● **TO DO**: Scan the records for the word "económico". Copy each line that includes it.

● **SOURCE RECORDS**:
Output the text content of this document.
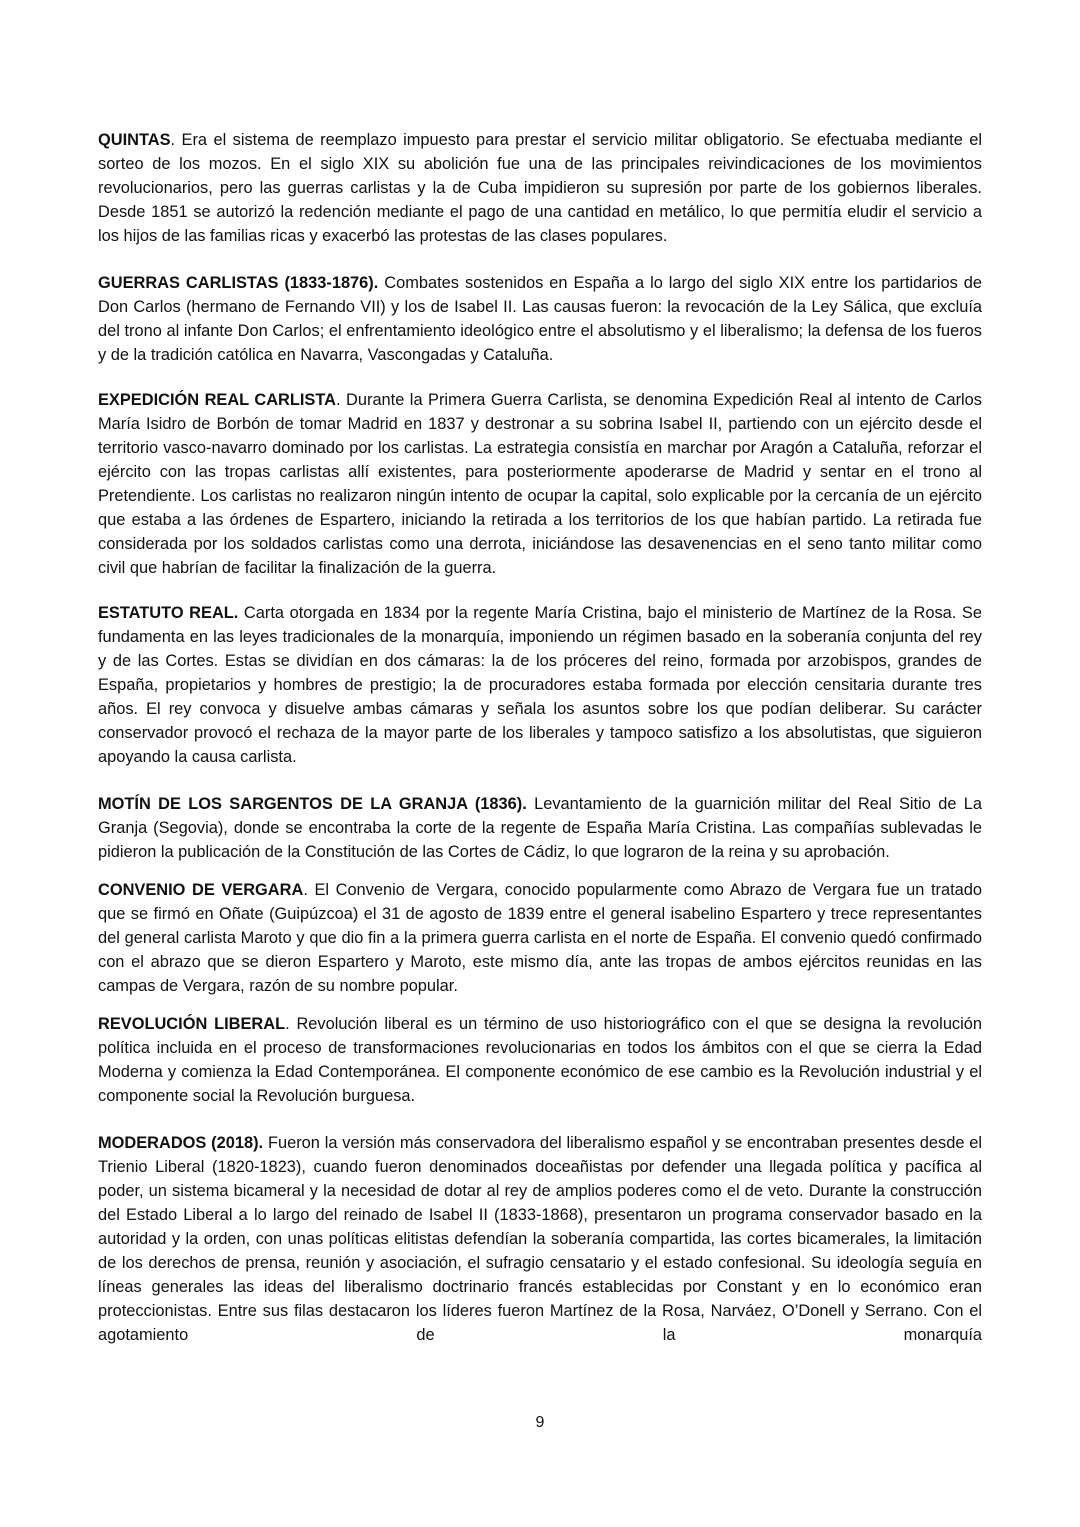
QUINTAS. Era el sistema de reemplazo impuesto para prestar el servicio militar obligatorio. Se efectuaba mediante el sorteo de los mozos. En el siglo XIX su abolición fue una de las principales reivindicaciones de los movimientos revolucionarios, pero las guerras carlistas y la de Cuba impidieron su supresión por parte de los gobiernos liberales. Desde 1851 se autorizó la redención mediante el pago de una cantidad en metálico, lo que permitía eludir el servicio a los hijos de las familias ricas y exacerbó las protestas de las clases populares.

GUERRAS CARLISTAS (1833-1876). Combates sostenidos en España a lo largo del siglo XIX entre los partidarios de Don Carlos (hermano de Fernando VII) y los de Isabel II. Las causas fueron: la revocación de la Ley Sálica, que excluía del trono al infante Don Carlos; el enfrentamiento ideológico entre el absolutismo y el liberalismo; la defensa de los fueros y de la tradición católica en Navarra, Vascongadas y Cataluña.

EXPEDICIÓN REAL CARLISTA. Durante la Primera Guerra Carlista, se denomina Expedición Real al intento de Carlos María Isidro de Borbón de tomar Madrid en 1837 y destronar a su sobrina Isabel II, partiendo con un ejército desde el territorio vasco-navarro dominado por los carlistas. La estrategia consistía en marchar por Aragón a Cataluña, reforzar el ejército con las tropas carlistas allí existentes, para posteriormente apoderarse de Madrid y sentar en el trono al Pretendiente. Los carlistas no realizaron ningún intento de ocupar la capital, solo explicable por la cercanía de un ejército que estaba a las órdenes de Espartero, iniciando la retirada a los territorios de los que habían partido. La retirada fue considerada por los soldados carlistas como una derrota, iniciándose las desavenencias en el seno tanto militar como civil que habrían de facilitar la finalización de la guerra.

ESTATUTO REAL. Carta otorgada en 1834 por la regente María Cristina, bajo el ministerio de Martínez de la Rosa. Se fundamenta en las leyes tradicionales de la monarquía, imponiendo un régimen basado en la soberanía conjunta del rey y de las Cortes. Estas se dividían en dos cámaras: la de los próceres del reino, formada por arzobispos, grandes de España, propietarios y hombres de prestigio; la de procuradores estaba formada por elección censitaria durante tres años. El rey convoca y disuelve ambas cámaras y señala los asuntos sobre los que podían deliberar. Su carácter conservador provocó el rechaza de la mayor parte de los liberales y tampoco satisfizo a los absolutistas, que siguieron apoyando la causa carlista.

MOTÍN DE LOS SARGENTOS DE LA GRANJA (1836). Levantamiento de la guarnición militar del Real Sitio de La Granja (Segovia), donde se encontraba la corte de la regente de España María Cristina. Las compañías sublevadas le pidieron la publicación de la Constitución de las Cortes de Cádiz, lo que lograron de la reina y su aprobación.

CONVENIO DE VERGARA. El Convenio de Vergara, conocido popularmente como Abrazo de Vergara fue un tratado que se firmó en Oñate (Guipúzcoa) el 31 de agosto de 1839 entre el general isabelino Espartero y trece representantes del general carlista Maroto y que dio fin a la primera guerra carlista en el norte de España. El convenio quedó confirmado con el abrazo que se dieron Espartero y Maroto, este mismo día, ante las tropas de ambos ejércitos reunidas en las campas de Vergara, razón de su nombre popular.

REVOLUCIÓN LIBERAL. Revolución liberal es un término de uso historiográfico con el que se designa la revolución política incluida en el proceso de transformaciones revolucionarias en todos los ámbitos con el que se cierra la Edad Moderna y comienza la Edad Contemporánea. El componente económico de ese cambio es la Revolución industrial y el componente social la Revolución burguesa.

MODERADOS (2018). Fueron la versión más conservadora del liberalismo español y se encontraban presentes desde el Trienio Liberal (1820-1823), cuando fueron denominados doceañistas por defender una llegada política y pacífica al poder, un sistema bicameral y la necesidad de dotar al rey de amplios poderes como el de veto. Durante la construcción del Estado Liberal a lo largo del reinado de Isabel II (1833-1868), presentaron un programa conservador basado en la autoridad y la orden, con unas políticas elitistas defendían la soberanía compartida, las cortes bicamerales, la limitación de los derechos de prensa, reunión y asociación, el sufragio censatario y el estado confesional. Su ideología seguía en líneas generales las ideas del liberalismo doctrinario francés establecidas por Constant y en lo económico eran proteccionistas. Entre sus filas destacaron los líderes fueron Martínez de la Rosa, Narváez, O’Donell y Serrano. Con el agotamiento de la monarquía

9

● **SOLUTION TO THIS TASK**:
REVOLUCIÓN LIBERAL. Revolución liberal es un término de uso historiográfico con el que se designa la revolución política incluida en el proceso de transformaciones revolucionarias en todos los ámbitos con el que se cierra la Edad Moderna y comienza la Edad Contemporánea. El componente económico de ese cambio es la Revolución industrial y el componente social la Revolución burguesa.
MODERADOS (2018). Fueron la versión más conservadora del liberalismo español y se encontraban presentes desde el Trienio Liberal (1820-1823), cuando fueron denominados doceañistas por defender una llegada política y pacífica al poder, un sistema bicameral y la necesidad de dotar al rey de amplios poderes como el de veto. Durante la construcción del Estado Liberal a lo largo del reinado de Isabel II (1833-1868), presentaron un programa conservador basado en la autoridad y la orden, con unas políticas elitistas defendían la soberanía compartida, las cortes bicamerales, la limitación de los derechos de prensa, reunión y asociación, el sufragio censatario y el estado confesional. Su ideología seguía en líneas generales las ideas del liberalismo doctrinario francés establecidas por Constant y en lo económico eran proteccionistas. Entre sus filas destacaron los líderes fueron Martínez de la Rosa, Narváez, O’Donell y Serrano. Con el agotamiento de la monarquía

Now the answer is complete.